** Begin **

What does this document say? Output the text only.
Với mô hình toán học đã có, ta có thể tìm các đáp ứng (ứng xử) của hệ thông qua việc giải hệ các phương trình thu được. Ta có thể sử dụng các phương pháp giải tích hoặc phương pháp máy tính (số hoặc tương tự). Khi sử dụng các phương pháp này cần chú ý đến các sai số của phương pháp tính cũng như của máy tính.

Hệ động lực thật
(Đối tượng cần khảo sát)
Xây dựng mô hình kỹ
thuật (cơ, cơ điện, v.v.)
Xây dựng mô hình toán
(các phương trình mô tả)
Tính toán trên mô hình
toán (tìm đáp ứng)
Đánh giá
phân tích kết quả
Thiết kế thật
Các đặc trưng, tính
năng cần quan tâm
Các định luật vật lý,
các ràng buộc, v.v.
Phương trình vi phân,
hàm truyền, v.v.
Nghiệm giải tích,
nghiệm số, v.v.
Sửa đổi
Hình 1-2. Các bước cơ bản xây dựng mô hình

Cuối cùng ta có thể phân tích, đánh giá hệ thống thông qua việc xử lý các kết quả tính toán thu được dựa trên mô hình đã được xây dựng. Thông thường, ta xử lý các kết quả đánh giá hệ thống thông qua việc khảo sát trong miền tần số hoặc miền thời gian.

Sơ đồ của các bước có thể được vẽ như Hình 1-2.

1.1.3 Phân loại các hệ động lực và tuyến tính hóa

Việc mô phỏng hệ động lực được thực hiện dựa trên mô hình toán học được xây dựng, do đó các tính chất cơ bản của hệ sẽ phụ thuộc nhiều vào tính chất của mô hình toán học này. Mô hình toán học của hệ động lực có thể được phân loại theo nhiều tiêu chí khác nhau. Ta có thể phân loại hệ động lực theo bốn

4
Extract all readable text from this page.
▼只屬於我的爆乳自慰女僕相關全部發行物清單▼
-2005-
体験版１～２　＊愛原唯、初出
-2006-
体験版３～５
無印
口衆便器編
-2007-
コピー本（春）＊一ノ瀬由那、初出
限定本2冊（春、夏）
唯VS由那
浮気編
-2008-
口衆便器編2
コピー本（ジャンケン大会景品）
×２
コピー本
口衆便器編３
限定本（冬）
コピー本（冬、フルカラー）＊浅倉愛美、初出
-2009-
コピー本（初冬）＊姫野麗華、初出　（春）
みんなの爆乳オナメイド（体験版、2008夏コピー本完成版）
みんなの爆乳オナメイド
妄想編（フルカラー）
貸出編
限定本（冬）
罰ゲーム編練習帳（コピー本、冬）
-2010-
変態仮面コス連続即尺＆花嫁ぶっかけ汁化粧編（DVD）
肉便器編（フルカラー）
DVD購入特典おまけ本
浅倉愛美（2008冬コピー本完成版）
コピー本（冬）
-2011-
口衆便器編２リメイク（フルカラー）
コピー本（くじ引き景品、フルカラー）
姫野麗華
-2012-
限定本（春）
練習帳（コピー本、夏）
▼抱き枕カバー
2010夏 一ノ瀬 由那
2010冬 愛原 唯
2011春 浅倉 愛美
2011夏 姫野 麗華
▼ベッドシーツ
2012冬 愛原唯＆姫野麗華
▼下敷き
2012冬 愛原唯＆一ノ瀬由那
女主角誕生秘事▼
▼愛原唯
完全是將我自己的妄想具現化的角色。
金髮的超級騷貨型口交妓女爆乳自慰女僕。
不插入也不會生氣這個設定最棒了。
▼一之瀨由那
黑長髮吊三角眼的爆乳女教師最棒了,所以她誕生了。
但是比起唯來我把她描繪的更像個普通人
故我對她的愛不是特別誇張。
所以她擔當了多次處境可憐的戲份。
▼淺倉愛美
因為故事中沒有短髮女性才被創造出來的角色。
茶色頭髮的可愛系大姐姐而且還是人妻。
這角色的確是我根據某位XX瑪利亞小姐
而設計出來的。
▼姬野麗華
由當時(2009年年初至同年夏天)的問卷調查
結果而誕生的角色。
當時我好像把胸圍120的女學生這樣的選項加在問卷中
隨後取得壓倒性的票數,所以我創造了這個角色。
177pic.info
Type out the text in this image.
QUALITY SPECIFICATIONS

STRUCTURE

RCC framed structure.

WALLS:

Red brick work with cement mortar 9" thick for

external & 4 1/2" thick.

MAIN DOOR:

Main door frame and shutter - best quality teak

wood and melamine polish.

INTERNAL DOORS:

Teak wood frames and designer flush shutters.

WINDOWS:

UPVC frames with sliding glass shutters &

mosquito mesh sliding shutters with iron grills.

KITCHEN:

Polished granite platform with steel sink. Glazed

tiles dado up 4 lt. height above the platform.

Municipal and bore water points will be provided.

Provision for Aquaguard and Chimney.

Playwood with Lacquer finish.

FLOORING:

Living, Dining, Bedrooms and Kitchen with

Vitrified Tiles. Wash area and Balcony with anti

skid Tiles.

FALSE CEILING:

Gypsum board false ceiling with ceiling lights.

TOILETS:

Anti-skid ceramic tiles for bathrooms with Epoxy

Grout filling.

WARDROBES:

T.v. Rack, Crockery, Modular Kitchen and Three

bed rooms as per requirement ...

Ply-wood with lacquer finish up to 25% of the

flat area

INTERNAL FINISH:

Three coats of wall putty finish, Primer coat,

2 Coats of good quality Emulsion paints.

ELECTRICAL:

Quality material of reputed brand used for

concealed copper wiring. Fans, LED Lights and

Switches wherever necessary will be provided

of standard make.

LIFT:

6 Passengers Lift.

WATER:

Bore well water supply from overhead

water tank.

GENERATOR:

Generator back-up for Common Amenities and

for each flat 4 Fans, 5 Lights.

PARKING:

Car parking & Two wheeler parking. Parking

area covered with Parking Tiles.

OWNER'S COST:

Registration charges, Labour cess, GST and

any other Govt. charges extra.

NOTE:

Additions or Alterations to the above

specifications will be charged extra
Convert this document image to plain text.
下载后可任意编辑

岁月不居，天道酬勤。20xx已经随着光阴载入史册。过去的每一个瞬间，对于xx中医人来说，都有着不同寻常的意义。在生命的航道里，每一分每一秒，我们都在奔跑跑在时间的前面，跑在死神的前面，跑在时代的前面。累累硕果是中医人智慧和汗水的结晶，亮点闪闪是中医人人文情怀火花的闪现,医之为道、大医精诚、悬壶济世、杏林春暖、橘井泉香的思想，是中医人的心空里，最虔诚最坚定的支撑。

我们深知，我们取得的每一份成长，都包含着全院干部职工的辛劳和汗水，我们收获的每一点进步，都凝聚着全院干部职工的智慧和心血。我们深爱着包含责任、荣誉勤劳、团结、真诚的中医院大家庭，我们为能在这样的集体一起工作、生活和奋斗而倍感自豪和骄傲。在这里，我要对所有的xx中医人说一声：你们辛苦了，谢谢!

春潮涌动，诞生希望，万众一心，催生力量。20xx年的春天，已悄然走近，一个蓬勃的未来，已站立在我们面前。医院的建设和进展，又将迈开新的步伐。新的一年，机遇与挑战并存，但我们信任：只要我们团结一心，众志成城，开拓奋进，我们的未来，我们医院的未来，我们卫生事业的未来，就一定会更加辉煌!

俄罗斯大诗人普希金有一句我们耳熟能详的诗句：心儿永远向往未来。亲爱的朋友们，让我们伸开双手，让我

** End **

Directions
Determine how many lines of the listing above hold the word "thick". Report that number without anything else.

Task result
2